Work required
Determine the number of lines in these entries that hold the word "fair". Give the number and nothing more.

Material supplied
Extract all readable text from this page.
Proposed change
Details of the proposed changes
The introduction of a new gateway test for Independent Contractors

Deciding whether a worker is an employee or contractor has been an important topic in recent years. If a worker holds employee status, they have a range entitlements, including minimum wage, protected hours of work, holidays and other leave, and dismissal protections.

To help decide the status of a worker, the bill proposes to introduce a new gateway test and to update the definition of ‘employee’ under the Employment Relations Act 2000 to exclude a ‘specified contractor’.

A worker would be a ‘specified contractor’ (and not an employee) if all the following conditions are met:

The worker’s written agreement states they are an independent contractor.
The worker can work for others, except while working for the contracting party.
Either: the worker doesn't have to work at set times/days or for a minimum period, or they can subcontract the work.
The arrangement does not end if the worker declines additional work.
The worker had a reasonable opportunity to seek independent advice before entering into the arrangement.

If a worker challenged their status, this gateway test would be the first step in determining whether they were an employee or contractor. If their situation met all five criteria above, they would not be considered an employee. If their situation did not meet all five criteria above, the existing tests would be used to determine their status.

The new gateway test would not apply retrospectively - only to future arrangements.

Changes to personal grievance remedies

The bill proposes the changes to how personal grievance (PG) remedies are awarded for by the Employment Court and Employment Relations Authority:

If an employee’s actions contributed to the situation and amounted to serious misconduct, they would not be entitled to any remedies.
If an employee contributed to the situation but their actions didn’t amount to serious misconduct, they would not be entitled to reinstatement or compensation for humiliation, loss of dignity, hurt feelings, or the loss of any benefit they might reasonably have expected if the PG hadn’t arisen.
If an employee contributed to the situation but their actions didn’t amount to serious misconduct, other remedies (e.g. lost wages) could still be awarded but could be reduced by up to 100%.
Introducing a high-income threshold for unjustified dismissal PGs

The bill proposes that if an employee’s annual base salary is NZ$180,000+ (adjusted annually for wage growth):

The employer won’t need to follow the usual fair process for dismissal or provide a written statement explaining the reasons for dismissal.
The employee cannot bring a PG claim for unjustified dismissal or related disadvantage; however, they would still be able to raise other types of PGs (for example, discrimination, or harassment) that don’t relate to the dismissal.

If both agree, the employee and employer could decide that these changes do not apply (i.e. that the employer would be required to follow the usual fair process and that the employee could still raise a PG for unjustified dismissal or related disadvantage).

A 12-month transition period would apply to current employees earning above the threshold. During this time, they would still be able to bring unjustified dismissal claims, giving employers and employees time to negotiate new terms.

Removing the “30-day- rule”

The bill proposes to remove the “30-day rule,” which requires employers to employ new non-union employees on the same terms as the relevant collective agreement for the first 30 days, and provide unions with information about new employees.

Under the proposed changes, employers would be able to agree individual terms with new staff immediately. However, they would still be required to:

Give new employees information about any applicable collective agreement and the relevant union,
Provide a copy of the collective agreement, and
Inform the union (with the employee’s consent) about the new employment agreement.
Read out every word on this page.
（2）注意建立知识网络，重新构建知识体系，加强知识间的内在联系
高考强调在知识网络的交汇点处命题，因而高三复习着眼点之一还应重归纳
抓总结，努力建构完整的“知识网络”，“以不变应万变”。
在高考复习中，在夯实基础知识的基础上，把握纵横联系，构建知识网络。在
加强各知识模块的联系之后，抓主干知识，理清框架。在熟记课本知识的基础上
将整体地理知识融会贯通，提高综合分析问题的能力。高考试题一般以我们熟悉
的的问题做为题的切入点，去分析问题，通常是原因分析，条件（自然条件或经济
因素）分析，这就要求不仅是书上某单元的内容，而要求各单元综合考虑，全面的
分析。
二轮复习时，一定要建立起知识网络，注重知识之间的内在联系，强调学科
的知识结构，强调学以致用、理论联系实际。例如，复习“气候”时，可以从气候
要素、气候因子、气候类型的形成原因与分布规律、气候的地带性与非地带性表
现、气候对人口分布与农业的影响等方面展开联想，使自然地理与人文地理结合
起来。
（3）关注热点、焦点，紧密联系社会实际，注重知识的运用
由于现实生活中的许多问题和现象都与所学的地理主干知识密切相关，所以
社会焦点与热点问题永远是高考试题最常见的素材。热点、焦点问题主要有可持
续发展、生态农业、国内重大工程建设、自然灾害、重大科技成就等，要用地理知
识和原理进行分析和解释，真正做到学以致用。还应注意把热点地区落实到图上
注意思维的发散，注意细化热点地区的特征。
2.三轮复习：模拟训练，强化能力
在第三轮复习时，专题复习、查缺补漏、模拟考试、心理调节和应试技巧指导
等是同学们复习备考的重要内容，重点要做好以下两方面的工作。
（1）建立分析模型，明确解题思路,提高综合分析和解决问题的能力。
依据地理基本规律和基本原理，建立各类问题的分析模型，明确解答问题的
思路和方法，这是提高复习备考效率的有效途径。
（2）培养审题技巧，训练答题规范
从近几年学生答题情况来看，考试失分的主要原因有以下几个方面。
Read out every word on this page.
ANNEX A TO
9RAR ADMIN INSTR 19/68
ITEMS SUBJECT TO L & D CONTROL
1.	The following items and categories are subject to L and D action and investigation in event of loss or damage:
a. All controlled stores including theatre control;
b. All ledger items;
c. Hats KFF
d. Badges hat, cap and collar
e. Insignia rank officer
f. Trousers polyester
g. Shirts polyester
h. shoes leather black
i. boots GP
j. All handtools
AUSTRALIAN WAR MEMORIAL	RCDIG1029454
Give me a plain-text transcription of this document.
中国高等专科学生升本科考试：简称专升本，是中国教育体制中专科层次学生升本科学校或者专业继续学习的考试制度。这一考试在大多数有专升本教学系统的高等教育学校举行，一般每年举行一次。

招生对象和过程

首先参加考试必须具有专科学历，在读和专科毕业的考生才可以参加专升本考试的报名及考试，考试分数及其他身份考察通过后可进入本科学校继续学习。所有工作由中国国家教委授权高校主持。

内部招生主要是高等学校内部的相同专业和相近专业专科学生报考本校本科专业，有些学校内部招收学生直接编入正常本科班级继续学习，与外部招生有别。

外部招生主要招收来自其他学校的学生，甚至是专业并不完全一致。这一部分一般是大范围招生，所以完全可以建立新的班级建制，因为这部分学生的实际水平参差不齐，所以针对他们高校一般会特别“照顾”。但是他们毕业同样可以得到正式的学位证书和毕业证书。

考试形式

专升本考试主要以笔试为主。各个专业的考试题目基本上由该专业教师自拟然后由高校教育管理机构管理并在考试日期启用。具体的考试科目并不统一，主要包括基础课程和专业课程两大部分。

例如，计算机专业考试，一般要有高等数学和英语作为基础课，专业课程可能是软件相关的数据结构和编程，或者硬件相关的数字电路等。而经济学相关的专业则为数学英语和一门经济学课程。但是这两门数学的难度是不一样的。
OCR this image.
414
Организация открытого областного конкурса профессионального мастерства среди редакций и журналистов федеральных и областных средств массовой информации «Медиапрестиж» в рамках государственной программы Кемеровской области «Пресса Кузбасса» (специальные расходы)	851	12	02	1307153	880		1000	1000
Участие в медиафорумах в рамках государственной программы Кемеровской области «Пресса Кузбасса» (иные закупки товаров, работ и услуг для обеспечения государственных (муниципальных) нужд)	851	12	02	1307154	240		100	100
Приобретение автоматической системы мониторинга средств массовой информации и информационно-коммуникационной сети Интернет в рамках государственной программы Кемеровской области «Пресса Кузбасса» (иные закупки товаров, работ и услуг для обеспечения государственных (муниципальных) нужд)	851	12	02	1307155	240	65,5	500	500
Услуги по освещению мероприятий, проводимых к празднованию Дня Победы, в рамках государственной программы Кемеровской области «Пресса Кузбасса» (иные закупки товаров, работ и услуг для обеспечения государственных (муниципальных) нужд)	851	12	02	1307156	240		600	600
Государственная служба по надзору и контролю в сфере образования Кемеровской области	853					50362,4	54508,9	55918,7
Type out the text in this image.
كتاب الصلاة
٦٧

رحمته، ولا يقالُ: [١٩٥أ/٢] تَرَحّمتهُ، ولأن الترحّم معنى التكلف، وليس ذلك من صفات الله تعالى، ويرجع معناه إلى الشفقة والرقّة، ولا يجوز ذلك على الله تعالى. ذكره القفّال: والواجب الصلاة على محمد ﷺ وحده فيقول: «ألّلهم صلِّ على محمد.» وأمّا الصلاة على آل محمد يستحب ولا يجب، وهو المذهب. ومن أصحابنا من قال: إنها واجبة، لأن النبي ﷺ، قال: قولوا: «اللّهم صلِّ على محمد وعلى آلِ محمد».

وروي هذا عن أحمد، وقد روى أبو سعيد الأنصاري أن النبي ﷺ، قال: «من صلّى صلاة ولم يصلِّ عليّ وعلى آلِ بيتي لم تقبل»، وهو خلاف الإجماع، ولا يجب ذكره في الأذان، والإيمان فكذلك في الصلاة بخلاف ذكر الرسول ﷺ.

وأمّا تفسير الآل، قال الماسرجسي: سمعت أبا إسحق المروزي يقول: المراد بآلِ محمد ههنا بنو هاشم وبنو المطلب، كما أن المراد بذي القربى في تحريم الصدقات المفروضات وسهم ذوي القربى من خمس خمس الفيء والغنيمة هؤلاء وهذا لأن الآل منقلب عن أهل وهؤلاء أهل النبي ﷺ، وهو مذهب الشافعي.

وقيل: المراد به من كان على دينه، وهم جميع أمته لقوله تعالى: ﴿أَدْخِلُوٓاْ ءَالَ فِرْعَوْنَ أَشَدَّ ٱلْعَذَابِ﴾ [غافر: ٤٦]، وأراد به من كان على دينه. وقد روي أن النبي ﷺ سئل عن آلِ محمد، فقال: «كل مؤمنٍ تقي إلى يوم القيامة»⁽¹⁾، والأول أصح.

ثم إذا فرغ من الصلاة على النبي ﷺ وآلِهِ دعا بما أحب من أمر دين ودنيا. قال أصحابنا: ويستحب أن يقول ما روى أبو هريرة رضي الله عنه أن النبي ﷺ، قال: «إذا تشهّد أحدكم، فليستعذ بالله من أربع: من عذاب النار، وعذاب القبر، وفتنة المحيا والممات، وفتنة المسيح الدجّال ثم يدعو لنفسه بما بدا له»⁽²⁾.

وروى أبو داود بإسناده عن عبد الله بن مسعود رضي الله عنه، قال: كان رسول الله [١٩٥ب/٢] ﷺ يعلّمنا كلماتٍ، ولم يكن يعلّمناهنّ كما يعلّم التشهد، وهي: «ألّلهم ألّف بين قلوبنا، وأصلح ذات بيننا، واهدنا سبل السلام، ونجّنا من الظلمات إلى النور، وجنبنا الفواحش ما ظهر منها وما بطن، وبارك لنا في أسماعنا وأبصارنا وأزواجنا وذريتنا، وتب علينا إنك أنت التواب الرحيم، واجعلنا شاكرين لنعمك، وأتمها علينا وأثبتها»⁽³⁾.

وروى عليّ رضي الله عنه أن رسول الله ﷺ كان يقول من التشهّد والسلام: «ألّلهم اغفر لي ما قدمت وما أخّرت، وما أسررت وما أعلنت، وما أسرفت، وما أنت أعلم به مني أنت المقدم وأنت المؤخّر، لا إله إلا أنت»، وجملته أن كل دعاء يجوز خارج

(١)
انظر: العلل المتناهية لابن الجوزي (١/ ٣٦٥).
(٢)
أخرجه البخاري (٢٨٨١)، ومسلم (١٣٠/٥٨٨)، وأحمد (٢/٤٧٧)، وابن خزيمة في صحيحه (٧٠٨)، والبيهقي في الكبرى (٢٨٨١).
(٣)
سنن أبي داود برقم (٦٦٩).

Written response
2